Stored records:

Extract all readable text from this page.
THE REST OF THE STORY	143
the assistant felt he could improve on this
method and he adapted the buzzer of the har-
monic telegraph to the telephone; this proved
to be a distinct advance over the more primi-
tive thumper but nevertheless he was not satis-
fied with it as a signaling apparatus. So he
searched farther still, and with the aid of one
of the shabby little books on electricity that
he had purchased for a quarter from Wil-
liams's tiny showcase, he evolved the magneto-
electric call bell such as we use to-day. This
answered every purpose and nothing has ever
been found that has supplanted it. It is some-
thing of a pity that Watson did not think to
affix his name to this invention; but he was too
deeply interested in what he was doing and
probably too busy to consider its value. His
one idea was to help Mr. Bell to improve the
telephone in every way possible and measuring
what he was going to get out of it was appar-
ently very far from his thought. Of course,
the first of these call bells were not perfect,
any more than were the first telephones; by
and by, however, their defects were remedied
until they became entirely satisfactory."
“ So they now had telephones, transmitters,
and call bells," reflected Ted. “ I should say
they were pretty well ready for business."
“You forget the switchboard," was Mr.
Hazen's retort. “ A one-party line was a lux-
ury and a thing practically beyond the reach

Short problem >> Repeat back the data above, exact to the last character.

Task output >>
Extract all readable text from this page.
THE REST OF THE STORY	143
the assistant felt he could improve on this
method and he adapted the buzzer of the har-
monic telegraph to the telephone; this proved
to be a distinct advance over the more primi-
tive thumper but nevertheless he was not satis-
fied with it as a signaling apparatus. So he
searched farther still, and with the aid of one
of the shabby little books on electricity that
he had purchased for a quarter from Wil-
liams's tiny showcase, he evolved the magneto-
electric call bell such as we use to-day. This
answered every purpose and nothing has ever
been found that has supplanted it. It is some-
thing of a pity that Watson did not think to
affix his name to this invention; but he was too
deeply interested in what he was doing and
probably too busy to consider its value. His
one idea was to help Mr. Bell to improve the
telephone in every way possible and measuring
what he was going to get out of it was appar-
ently very far from his thought. Of course,
the first of these call bells were not perfect,
any more than were the first telephones; by
and by, however, their defects were remedied
until they became entirely satisfactory."
“ So they now had telephones, transmitters,
and call bells," reflected Ted. “ I should say
they were pretty well ready for business."
“You forget the switchboard," was Mr.
Hazen's retort. “ A one-party line was a lux-
ury and a thing practically beyond the reach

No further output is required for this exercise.